## Objective
Find how many lines in the data below mention "المدعى". Give the number only.

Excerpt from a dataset
● ● ● ●

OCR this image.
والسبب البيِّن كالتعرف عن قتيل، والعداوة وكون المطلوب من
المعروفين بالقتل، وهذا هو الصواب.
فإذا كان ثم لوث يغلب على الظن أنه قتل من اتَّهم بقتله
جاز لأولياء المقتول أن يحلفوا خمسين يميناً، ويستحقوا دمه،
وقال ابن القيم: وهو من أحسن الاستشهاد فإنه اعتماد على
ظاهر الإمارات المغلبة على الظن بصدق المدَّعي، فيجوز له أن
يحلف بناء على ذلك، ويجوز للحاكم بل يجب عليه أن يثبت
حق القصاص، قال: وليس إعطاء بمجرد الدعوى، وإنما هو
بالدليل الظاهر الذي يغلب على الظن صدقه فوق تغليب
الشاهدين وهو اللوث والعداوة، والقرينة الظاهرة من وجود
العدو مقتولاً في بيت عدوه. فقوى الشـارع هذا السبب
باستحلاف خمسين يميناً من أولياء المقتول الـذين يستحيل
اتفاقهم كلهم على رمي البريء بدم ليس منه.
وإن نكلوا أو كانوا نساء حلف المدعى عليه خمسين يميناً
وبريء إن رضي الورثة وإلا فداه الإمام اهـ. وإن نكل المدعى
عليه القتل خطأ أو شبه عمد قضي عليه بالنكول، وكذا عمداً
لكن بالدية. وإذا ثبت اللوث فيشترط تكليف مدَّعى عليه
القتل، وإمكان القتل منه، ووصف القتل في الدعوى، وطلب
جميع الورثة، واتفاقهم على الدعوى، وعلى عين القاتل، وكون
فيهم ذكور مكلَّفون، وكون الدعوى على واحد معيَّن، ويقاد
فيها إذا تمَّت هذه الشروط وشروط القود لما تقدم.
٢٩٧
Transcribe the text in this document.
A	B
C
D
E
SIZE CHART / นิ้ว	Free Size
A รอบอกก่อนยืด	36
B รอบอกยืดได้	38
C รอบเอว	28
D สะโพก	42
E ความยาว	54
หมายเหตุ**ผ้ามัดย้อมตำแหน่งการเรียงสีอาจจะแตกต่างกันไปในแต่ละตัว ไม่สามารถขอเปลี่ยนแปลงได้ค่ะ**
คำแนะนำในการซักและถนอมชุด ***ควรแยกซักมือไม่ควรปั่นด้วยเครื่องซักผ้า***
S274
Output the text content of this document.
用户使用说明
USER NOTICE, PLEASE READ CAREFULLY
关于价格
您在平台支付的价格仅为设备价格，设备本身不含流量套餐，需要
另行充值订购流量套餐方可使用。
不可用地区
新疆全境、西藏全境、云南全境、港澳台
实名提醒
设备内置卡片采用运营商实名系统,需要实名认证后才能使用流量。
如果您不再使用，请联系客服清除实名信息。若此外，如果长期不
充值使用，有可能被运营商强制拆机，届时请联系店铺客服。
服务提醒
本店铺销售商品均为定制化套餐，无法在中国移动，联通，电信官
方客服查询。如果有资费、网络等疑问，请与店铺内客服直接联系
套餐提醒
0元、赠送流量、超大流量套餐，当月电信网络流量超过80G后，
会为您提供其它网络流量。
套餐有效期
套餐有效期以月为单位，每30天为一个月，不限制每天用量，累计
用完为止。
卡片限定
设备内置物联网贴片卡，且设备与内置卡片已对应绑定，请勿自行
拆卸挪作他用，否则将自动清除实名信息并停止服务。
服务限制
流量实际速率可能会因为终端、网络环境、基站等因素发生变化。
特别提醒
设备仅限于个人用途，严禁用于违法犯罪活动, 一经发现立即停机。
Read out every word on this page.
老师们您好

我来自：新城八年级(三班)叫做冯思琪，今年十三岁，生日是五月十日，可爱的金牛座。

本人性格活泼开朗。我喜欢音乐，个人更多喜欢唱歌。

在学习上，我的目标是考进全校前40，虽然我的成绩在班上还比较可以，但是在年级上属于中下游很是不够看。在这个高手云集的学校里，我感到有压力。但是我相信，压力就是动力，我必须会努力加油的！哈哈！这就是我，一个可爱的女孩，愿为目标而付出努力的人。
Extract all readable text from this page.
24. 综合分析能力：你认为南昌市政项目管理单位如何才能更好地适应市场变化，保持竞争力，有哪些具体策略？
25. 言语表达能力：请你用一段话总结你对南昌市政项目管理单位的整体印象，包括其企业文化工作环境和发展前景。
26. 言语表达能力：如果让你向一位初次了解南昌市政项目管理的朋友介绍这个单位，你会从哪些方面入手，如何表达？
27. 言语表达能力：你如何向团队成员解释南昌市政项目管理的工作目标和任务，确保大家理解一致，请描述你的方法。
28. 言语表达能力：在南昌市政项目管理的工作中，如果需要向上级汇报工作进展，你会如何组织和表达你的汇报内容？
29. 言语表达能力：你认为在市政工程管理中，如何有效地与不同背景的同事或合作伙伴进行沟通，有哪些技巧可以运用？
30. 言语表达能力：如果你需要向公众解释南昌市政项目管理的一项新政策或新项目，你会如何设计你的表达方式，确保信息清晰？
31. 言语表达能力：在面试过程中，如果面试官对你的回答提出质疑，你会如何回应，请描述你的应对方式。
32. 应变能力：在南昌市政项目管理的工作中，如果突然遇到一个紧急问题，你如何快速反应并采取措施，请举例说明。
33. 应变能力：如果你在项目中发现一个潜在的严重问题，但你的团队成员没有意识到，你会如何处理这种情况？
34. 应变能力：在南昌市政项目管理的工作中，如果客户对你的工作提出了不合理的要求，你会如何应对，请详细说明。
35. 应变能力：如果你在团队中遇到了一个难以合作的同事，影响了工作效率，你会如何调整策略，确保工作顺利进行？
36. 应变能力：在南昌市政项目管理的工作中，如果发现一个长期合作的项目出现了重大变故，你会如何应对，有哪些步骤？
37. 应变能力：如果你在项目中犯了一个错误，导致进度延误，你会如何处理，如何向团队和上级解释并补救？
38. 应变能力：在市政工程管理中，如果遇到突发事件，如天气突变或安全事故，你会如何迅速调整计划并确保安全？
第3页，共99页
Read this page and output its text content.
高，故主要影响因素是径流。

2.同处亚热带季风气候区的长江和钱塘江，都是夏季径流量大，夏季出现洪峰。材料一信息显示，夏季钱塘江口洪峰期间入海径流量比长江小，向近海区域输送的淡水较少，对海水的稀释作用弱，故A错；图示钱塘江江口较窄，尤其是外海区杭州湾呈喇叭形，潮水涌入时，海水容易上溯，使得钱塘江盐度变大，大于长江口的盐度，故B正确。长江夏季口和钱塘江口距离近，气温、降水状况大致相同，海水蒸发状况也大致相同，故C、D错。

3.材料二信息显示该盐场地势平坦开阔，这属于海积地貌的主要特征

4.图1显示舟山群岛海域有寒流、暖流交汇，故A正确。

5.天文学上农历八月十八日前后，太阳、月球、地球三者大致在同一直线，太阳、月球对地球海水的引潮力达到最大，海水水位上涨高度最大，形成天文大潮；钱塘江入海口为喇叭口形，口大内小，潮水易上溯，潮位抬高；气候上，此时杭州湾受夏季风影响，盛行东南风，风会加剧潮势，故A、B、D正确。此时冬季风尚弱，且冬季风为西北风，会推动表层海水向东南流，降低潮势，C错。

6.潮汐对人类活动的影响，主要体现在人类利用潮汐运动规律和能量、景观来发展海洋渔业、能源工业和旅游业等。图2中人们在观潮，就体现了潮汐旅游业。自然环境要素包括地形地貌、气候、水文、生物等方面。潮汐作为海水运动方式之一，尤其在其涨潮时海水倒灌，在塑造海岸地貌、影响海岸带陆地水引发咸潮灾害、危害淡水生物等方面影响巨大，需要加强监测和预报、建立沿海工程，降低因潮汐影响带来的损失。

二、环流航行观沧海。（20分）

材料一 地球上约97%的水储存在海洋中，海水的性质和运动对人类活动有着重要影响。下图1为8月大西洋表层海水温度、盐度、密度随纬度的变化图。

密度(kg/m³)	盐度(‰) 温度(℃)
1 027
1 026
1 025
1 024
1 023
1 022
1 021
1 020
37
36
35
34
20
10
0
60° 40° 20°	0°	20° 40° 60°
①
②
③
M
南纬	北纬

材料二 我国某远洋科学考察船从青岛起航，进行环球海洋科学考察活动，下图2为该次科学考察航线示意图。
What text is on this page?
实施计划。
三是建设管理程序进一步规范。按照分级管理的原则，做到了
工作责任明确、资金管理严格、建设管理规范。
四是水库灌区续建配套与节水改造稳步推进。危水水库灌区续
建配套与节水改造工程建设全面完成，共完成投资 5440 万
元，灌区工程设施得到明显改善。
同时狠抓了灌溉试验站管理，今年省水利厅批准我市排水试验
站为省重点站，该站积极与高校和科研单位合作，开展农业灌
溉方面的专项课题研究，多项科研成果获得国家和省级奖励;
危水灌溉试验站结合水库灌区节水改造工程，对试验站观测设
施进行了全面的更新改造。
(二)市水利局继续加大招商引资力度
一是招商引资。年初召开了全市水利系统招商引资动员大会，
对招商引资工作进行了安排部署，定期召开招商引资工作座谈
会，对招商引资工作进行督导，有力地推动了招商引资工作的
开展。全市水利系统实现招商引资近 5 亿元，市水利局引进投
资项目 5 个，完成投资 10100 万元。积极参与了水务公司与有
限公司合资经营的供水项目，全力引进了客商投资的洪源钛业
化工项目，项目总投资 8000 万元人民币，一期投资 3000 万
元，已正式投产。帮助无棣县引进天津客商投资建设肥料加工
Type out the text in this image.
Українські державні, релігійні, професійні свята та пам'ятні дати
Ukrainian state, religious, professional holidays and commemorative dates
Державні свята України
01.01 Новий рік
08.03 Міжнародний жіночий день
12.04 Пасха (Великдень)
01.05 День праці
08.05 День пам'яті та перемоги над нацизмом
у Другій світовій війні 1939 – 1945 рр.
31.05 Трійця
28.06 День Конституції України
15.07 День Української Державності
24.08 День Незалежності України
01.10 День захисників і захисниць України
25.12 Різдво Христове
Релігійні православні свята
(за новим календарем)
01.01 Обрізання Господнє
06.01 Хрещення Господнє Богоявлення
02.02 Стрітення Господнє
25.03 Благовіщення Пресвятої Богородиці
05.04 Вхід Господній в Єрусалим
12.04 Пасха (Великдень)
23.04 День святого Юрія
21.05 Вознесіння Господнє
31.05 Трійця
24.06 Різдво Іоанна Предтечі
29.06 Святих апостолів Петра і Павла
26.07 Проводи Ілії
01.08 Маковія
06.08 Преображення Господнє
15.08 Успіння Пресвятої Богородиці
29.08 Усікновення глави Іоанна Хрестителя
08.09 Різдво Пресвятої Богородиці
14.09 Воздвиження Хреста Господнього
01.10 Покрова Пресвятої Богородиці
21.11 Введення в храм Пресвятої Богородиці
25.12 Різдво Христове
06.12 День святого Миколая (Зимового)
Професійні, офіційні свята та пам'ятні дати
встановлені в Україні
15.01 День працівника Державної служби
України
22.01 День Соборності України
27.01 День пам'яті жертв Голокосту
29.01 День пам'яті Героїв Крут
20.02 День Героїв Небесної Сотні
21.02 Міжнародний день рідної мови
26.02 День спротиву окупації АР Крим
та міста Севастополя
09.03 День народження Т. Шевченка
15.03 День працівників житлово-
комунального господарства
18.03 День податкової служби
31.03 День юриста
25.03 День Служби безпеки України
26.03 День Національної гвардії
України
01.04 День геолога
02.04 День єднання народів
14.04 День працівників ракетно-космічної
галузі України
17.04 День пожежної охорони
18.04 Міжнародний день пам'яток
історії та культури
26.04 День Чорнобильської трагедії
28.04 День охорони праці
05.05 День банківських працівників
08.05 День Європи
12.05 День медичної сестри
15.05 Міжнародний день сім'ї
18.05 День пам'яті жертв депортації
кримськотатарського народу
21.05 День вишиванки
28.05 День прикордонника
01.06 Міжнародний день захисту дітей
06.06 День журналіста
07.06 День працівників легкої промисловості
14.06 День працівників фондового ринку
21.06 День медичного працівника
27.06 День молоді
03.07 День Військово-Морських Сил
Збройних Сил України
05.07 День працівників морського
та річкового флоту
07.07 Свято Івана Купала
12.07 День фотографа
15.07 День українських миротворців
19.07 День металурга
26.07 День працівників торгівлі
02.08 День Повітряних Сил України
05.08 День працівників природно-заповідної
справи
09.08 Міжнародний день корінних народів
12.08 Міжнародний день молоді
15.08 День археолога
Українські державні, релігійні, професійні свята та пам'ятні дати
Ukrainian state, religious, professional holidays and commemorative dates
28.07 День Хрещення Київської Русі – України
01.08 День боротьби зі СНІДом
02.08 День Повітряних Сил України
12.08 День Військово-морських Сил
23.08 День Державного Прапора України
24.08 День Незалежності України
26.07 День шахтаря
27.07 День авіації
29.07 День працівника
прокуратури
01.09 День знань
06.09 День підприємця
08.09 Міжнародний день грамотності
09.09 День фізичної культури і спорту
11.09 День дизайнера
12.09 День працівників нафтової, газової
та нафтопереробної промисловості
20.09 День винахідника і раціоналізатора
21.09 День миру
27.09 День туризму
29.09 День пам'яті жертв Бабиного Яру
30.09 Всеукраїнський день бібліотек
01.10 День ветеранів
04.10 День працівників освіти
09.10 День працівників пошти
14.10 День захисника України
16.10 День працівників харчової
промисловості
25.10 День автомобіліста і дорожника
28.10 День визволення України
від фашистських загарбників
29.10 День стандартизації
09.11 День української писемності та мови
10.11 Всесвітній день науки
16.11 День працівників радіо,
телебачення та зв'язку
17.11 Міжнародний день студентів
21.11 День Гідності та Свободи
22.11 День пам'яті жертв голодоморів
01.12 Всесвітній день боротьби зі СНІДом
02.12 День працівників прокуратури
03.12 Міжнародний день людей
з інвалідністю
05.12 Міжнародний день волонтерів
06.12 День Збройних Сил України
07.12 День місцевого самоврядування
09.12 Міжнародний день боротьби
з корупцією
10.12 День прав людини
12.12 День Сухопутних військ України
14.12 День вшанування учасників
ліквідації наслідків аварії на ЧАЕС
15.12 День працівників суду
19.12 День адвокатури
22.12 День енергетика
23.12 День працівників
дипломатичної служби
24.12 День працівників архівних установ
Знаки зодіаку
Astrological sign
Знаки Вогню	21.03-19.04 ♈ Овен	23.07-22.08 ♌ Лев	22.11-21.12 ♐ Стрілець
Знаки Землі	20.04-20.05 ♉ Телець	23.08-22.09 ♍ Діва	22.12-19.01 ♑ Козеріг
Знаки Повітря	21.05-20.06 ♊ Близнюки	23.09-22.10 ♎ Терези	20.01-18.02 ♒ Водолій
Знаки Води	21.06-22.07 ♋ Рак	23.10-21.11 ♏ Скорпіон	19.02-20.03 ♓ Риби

● ● ● ●

## Worked solution
2